• **Goal**: Collect all lines from the listing that include the string "false".

[Collected data entries]
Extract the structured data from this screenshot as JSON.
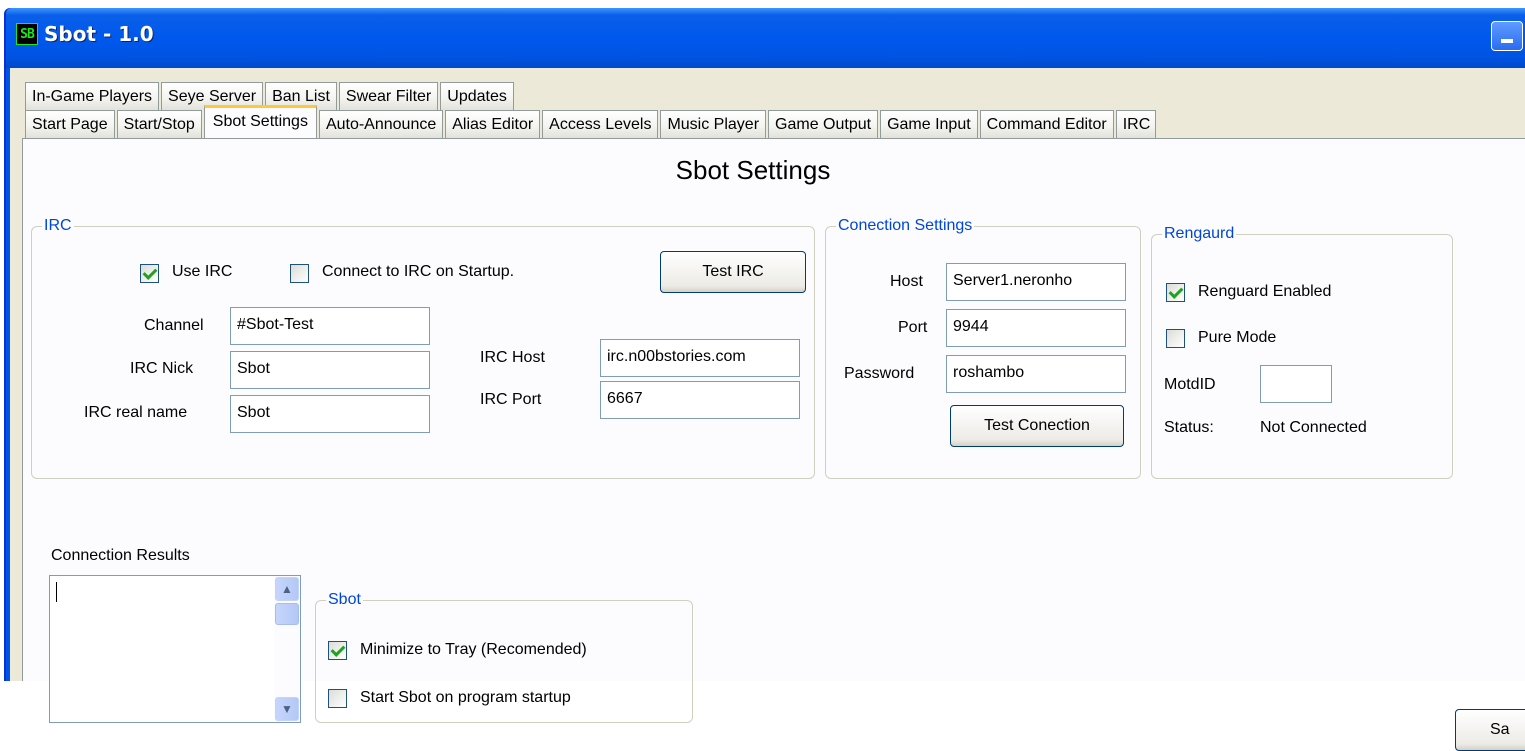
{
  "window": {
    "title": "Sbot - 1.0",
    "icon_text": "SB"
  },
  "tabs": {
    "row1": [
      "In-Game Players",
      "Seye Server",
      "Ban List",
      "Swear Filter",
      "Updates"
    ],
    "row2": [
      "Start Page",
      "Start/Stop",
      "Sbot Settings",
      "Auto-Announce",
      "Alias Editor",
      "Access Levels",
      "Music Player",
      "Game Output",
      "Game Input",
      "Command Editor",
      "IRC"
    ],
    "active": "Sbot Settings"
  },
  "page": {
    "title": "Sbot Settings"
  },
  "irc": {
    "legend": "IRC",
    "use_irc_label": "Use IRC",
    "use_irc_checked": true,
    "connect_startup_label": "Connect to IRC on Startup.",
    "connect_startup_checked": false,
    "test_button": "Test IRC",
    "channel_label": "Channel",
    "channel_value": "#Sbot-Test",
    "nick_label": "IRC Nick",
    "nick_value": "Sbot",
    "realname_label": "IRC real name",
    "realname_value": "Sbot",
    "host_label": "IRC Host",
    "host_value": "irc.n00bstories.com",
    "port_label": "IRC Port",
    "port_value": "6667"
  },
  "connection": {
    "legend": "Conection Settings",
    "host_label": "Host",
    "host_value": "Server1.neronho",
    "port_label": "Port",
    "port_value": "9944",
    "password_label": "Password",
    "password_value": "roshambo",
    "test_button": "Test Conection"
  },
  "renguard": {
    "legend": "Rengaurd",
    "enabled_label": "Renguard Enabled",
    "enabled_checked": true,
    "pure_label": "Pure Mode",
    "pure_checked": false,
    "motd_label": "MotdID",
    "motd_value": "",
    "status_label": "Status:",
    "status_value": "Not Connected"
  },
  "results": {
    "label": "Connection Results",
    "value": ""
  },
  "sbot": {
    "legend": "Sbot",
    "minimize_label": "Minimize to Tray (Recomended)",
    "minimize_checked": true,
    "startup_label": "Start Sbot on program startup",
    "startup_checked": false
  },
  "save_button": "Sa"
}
---
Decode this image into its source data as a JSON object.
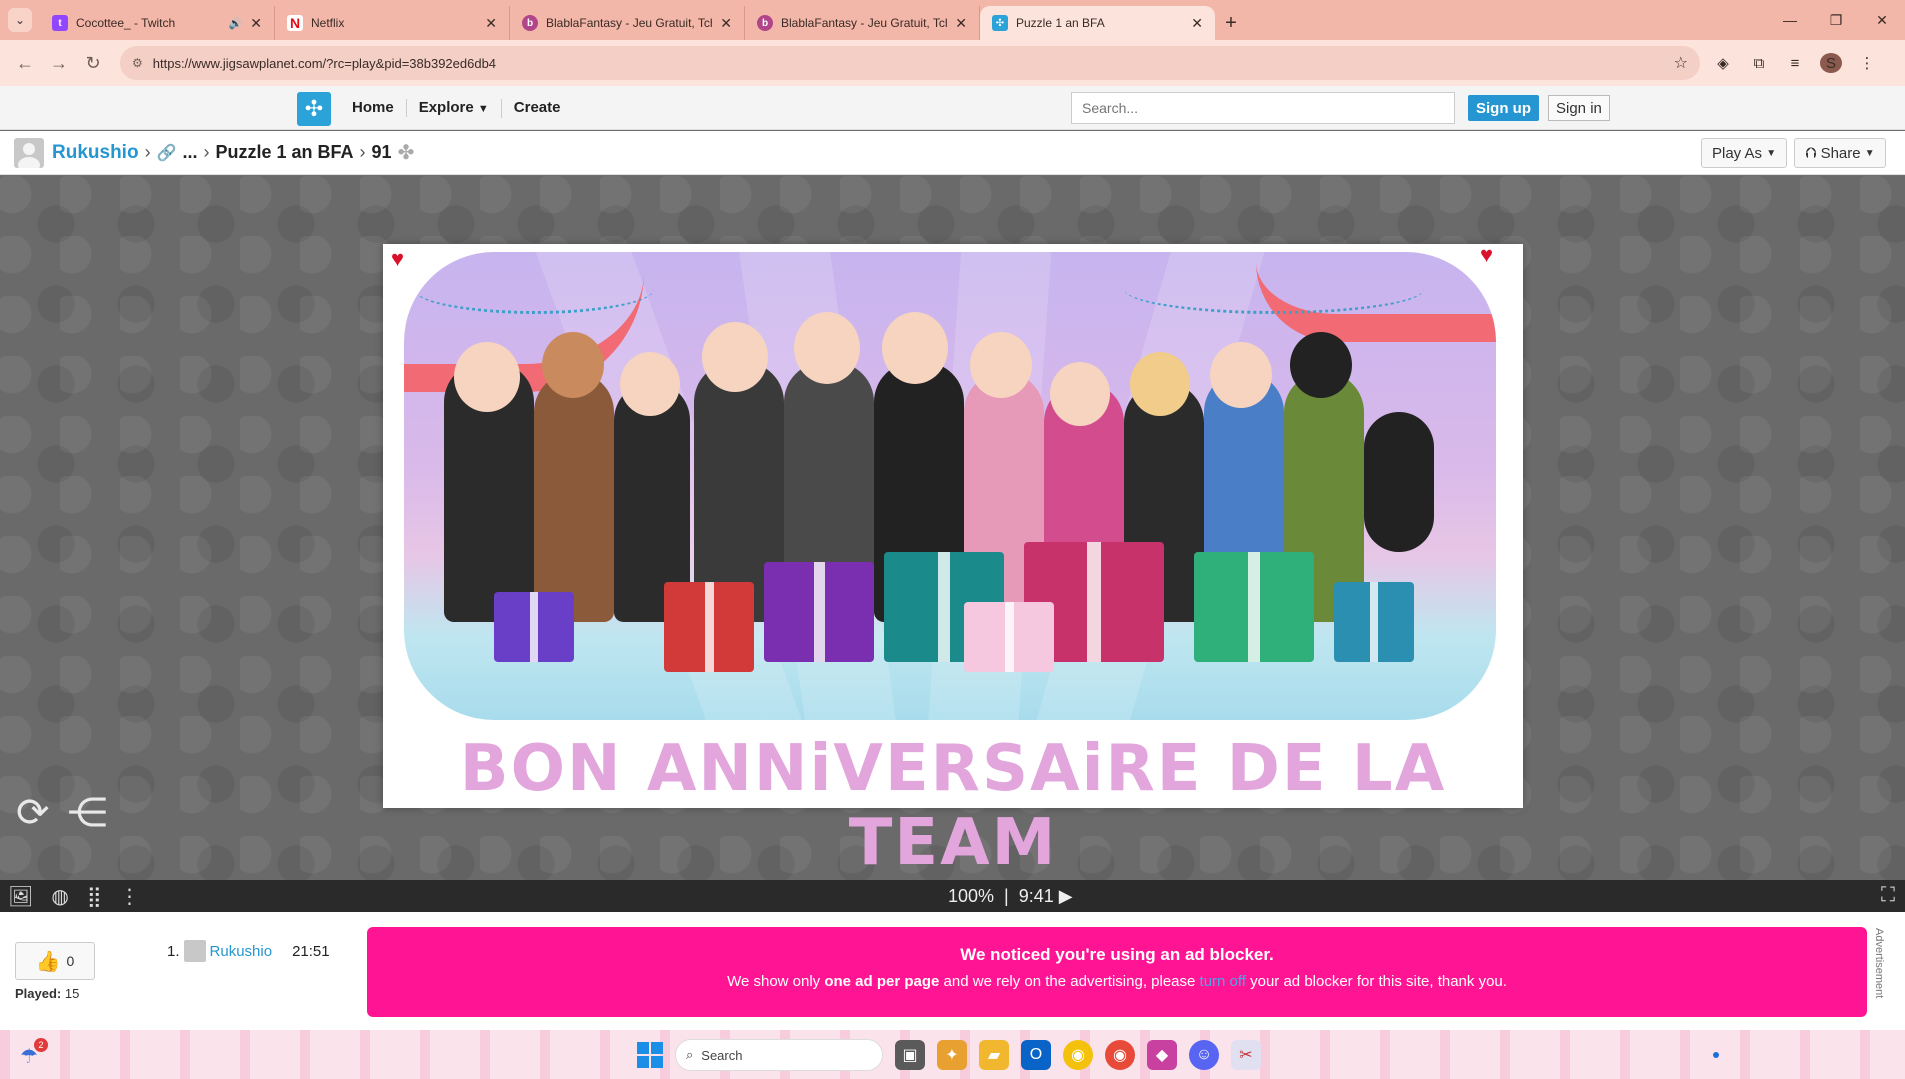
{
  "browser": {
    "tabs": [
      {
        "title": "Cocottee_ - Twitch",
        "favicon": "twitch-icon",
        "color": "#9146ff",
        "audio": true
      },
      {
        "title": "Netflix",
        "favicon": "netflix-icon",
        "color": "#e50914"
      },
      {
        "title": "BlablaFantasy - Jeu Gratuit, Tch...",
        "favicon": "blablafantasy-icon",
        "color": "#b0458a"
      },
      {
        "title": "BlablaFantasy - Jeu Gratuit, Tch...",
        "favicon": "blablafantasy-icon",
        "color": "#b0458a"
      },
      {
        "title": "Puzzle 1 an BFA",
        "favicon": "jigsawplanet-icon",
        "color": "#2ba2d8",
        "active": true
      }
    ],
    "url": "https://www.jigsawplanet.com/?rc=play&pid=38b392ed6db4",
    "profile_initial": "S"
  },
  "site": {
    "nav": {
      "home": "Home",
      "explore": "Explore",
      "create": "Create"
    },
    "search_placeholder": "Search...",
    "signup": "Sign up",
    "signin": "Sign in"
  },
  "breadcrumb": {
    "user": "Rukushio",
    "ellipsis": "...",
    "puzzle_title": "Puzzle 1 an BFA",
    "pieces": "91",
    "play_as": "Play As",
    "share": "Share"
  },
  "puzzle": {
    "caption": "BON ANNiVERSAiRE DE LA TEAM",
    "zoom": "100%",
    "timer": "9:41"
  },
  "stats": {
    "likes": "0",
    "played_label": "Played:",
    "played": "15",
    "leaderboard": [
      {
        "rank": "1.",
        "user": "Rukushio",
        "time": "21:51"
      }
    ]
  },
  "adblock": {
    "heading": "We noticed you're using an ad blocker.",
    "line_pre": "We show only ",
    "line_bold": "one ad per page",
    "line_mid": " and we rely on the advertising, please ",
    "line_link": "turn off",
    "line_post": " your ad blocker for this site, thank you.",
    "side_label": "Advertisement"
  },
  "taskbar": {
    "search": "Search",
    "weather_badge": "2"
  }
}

• **Task answer**:
    "connect_startup_checked": false,
    "pure_checked": false,
    "startup_checked": false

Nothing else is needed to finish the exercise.